Problem statement: Exactly reproduce each record listed below.

Extracted records:
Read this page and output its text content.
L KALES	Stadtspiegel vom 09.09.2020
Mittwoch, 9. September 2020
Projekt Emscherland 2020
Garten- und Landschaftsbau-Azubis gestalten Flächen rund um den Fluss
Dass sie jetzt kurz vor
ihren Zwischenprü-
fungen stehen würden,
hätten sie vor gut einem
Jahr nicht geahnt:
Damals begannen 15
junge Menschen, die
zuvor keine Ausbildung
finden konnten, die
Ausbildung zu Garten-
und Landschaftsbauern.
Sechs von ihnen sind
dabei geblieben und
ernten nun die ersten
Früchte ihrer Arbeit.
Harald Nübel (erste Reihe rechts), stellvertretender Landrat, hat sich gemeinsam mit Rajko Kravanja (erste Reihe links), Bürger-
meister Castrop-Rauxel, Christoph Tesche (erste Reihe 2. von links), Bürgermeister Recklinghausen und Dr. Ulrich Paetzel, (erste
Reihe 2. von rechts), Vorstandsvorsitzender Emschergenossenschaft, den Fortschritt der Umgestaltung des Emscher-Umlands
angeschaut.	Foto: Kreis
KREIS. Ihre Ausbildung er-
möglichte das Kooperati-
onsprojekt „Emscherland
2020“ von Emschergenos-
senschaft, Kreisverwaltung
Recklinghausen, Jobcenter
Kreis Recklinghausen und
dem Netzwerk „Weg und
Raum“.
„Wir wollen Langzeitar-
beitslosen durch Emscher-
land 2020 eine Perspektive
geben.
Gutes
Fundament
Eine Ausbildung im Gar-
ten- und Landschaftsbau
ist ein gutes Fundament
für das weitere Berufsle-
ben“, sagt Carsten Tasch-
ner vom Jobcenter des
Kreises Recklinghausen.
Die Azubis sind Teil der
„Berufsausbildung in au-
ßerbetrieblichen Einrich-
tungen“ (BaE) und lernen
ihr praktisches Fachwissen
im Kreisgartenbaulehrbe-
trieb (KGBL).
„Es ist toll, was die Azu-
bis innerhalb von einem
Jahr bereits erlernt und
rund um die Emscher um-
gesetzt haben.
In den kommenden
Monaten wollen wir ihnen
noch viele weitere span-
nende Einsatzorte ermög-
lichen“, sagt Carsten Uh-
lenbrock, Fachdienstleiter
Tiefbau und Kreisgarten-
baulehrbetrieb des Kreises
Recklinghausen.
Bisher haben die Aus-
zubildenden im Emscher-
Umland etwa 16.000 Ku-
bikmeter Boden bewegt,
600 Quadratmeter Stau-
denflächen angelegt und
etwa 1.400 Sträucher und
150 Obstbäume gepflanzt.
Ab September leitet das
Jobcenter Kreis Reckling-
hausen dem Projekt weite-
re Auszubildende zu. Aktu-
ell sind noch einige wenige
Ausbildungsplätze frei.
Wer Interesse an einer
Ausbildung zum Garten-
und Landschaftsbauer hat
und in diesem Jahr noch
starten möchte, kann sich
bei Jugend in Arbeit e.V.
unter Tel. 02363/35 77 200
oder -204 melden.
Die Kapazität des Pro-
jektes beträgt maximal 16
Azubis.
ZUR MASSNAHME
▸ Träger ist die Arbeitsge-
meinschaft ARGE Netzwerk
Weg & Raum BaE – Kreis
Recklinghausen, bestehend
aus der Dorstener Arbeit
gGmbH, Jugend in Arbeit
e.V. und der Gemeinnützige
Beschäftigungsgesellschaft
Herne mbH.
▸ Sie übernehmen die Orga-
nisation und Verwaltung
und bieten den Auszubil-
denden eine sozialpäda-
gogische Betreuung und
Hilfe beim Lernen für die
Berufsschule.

Solution to this problem:
Read this page and output its text content.
L KALES	Stadtspiegel vom 09.09.2020
Mittwoch, 9. September 2020
Projekt Emscherland 2020
Garten- und Landschaftsbau-Azubis gestalten Flächen rund um den Fluss
Dass sie jetzt kurz vor
ihren Zwischenprü-
fungen stehen würden,
hätten sie vor gut einem
Jahr nicht geahnt:
Damals begannen 15
junge Menschen, die
zuvor keine Ausbildung
finden konnten, die
Ausbildung zu Garten-
und Landschaftsbauern.
Sechs von ihnen sind
dabei geblieben und
ernten nun die ersten
Früchte ihrer Arbeit.
Harald Nübel (erste Reihe rechts), stellvertretender Landrat, hat sich gemeinsam mit Rajko Kravanja (erste Reihe links), Bürger-
meister Castrop-Rauxel, Christoph Tesche (erste Reihe 2. von links), Bürgermeister Recklinghausen und Dr. Ulrich Paetzel, (erste
Reihe 2. von rechts), Vorstandsvorsitzender Emschergenossenschaft, den Fortschritt der Umgestaltung des Emscher-Umlands
angeschaut.	Foto: Kreis
KREIS. Ihre Ausbildung er-
möglichte das Kooperati-
onsprojekt „Emscherland
2020“ von Emschergenos-
senschaft, Kreisverwaltung
Recklinghausen, Jobcenter
Kreis Recklinghausen und
dem Netzwerk „Weg und
Raum“.
„Wir wollen Langzeitar-
beitslosen durch Emscher-
land 2020 eine Perspektive
geben.
Gutes
Fundament
Eine Ausbildung im Gar-
ten- und Landschaftsbau
ist ein gutes Fundament
für das weitere Berufsle-
ben“, sagt Carsten Tasch-
ner vom Jobcenter des
Kreises Recklinghausen.
Die Azubis sind Teil der
„Berufsausbildung in au-
ßerbetrieblichen Einrich-
tungen“ (BaE) und lernen
ihr praktisches Fachwissen
im Kreisgartenbaulehrbe-
trieb (KGBL).
„Es ist toll, was die Azu-
bis innerhalb von einem
Jahr bereits erlernt und
rund um die Emscher um-
gesetzt haben.
In den kommenden
Monaten wollen wir ihnen
noch viele weitere span-
nende Einsatzorte ermög-
lichen“, sagt Carsten Uh-
lenbrock, Fachdienstleiter
Tiefbau und Kreisgarten-
baulehrbetrieb des Kreises
Recklinghausen.
Bisher haben die Aus-
zubildenden im Emscher-
Umland etwa 16.000 Ku-
bikmeter Boden bewegt,
600 Quadratmeter Stau-
denflächen angelegt und
etwa 1.400 Sträucher und
150 Obstbäume gepflanzt.
Ab September leitet das
Jobcenter Kreis Reckling-
hausen dem Projekt weite-
re Auszubildende zu. Aktu-
ell sind noch einige wenige
Ausbildungsplätze frei.
Wer Interesse an einer
Ausbildung zum Garten-
und Landschaftsbauer hat
und in diesem Jahr noch
starten möchte, kann sich
bei Jugend in Arbeit e.V.
unter Tel. 02363/35 77 200
oder -204 melden.
Die Kapazität des Pro-
jektes beträgt maximal 16
Azubis.
ZUR MASSNAHME
▸ Träger ist die Arbeitsge-
meinschaft ARGE Netzwerk
Weg & Raum BaE – Kreis
Recklinghausen, bestehend
aus der Dorstener Arbeit
gGmbH, Jugend in Arbeit
e.V. und der Gemeinnützige
Beschäftigungsgesellschaft
Herne mbH.
▸ Sie übernehmen die Orga-
nisation und Verwaltung
und bieten den Auszubil-
denden eine sozialpäda-
gogische Betreuung und
Hilfe beim Lernen für die
Berufsschule.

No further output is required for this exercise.